*DIRECTIONS:*
Please reproduce every record, keeping each one exactly as written.

*Figure content listings:*
******

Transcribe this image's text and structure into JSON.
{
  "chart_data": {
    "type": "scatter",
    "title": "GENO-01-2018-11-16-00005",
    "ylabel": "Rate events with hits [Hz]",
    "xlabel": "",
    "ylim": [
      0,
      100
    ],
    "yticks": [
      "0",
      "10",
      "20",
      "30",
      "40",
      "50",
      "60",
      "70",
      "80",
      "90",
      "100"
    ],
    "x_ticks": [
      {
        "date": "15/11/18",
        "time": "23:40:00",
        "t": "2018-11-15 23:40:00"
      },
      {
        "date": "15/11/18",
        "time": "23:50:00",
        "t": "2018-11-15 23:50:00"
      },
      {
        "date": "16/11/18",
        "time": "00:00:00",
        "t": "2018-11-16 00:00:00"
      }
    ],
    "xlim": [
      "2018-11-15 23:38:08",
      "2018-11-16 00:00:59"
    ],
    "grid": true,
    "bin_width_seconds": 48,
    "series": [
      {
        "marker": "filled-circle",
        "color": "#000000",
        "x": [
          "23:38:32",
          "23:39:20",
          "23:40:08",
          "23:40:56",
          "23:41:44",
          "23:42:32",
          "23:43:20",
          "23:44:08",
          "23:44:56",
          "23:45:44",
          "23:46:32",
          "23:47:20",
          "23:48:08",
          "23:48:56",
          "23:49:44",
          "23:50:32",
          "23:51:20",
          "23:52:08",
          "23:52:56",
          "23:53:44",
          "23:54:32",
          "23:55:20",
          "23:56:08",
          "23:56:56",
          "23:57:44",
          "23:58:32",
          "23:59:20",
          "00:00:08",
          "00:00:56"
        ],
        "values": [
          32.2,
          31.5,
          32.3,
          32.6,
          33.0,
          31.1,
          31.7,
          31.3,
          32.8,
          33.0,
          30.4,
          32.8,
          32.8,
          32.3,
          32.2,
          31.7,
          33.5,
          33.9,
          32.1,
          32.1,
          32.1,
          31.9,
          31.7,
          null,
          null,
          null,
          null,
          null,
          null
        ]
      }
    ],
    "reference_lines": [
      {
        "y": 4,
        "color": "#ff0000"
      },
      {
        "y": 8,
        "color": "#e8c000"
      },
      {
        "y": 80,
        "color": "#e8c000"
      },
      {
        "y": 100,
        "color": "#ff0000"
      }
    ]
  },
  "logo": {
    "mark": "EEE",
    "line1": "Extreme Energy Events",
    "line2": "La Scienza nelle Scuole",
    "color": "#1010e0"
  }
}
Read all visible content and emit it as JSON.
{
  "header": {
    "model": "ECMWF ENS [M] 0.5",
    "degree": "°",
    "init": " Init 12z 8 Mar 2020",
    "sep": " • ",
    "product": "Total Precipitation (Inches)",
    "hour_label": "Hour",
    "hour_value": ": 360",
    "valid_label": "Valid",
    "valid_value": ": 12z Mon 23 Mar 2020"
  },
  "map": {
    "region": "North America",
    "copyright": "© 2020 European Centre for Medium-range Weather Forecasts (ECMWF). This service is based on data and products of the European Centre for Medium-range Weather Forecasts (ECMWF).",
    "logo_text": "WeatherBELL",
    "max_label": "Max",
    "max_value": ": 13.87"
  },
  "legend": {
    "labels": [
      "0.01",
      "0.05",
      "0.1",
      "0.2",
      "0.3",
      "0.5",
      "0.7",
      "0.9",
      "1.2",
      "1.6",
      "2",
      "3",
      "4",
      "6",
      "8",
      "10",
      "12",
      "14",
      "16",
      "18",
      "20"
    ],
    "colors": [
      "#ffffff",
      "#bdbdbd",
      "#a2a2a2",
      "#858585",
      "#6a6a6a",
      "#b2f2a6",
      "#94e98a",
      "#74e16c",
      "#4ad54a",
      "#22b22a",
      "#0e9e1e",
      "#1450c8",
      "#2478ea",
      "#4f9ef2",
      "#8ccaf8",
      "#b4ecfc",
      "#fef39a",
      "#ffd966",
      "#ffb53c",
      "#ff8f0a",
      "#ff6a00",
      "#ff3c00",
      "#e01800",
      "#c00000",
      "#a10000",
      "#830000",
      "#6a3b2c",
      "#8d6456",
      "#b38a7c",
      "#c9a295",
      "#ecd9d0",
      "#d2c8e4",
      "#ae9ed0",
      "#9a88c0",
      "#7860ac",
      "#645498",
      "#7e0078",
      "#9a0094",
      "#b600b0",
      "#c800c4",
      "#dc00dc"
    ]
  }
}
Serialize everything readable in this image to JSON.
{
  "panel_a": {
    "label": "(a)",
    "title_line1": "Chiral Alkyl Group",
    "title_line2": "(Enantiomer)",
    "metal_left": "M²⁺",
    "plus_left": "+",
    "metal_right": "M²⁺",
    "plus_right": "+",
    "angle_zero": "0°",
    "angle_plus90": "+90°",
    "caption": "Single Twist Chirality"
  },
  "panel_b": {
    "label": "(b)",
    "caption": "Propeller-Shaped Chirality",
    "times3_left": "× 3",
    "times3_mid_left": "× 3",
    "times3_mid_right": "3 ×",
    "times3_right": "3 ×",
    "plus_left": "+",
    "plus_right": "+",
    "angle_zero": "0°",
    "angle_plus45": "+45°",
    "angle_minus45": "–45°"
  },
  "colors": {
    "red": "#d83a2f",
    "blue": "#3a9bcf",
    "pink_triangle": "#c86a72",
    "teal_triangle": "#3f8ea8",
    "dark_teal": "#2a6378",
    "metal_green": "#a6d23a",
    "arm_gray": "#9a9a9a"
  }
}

******

*THE RESPONSE:*
Transcribe this image's text and structure into JSON.
{
  "chart_data": {
    "type": "scatter",
    "title": "GENO-01-2018-11-16-00005",
    "ylabel": "Rate events with hits [Hz]",
    "xlabel": "",
    "ylim": [
      0,
      100
    ],
    "yticks": [
      "0",
      "10",
      "20",
      "30",
      "40",
      "50",
      "60",
      "70",
      "80",
      "90",
      "100"
    ],
    "x_ticks": [
      {
        "date": "15/11/18",
        "time": "23:40:00",
        "t": "2018-11-15 23:40:00"
      },
      {
        "date": "15/11/18",
        "time": "23:50:00",
        "t": "2018-11-15 23:50:00"
      },
      {
        "date": "16/11/18",
        "time": "00:00:00",
        "t": "2018-11-16 00:00:00"
      }
    ],
    "xlim": [
      "2018-11-15 23:38:08",
      "2018-11-16 00:00:59"
    ],
    "grid": true,
    "bin_width_seconds": 48,
    "series": [
      {
        "marker": "filled-circle",
        "color": "#000000",
        "x": [
          "23:38:32",
          "23:39:20",
          "23:40:08",
          "23:40:56",
          "23:41:44",
          "23:42:32",
          "23:43:20",
          "23:44:08",
          "23:44:56",
          "23:45:44",
          "23:46:32",
          "23:47:20",
          "23:48:08",
          "23:48:56",
          "23:49:44",
          "23:50:32",
          "23:51:20",
          "23:52:08",
          "23:52:56",
          "23:53:44",
          "23:54:32",
          "23:55:20",
          "23:56:08",
          "23:56:56",
          "23:57:44",
          "23:58:32",
          "23:59:20",
          "00:00:08",
          "00:00:56"
        ],
        "values": [
          32.2,
          31.5,
          32.3,
          32.6,
          33.0,
          31.1,
          31.7,
          31.3,
          32.8,
          33.0,
          30.4,
          32.8,
          32.8,
          32.3,
          32.2,
          31.7,
          33.5,
          33.9,
          32.1,
          32.1,
          32.1,
          31.9,
          31.7,
          null,
          null,
          null,
          null,
          null,
          null
        ]
      }
    ],
    "reference_lines": [
      {
        "y": 4,
        "color": "#ff0000"
      },
      {
        "y": 8,
        "color": "#e8c000"
      },
      {
        "y": 80,
        "color": "#e8c000"
      },
      {
        "y": 100,
        "color": "#ff0000"
      }
    ]
  },
  "logo": {
    "mark": "EEE",
    "line1": "Extreme Energy Events",
    "line2": "La Scienza nelle Scuole",
    "color": "#1010e0"
  }
}
Read all visible content and emit it as JSON.
{
  "header": {
    "model": "ECMWF ENS [M] 0.5",
    "degree": "°",
    "init": " Init 12z 8 Mar 2020",
    "sep": " • ",
    "product": "Total Precipitation (Inches)",
    "hour_label": "Hour",
    "hour_value": ": 360",
    "valid_label": "Valid",
    "valid_value": ": 12z Mon 23 Mar 2020"
  },
  "map": {
    "region": "North America",
    "copyright": "© 2020 European Centre for Medium-range Weather Forecasts (ECMWF). This service is based on data and products of the European Centre for Medium-range Weather Forecasts (ECMWF).",
    "logo_text": "WeatherBELL",
    "max_label": "Max",
    "max_value": ": 13.87"
  },
  "legend": {
    "labels": [
      "0.01",
      "0.05",
      "0.1",
      "0.2",
      "0.3",
      "0.5",
      "0.7",
      "0.9",
      "1.2",
      "1.6",
      "2",
      "3",
      "4",
      "6",
      "8",
      "10",
      "12",
      "14",
      "16",
      "18",
      "20"
    ],
    "colors": [
      "#ffffff",
      "#bdbdbd",
      "#a2a2a2",
      "#858585",
      "#6a6a6a",
      "#b2f2a6",
      "#94e98a",
      "#74e16c",
      "#4ad54a",
      "#22b22a",
      "#0e9e1e",
      "#1450c8",
      "#2478ea",
      "#4f9ef2",
      "#8ccaf8",
      "#b4ecfc",
      "#fef39a",
      "#ffd966",
      "#ffb53c",
      "#ff8f0a",
      "#ff6a00",
      "#ff3c00",
      "#e01800",
      "#c00000",
      "#a10000",
      "#830000",
      "#6a3b2c",
      "#8d6456",
      "#b38a7c",
      "#c9a295",
      "#ecd9d0",
      "#d2c8e4",
      "#ae9ed0",
      "#9a88c0",
      "#7860ac",
      "#645498",
      "#7e0078",
      "#9a0094",
      "#b600b0",
      "#c800c4",
      "#dc00dc"
    ]
  }
}
Serialize everything readable in this image to JSON.
{
  "panel_a": {
    "label": "(a)",
    "title_line1": "Chiral Alkyl Group",
    "title_line2": "(Enantiomer)",
    "metal_left": "M²⁺",
    "plus_left": "+",
    "metal_right": "M²⁺",
    "plus_right": "+",
    "angle_zero": "0°",
    "angle_plus90": "+90°",
    "caption": "Single Twist Chirality"
  },
  "panel_b": {
    "label": "(b)",
    "caption": "Propeller-Shaped Chirality",
    "times3_left": "× 3",
    "times3_mid_left": "× 3",
    "times3_mid_right": "3 ×",
    "times3_right": "3 ×",
    "plus_left": "+",
    "plus_right": "+",
    "angle_zero": "0°",
    "angle_plus45": "+45°",
    "angle_minus45": "–45°"
  },
  "colors": {
    "red": "#d83a2f",
    "blue": "#3a9bcf",
    "pink_triangle": "#c86a72",
    "teal_triangle": "#3f8ea8",
    "dark_teal": "#2a6378",
    "metal_green": "#a6d23a",
    "arm_gray": "#9a9a9a"
  }
}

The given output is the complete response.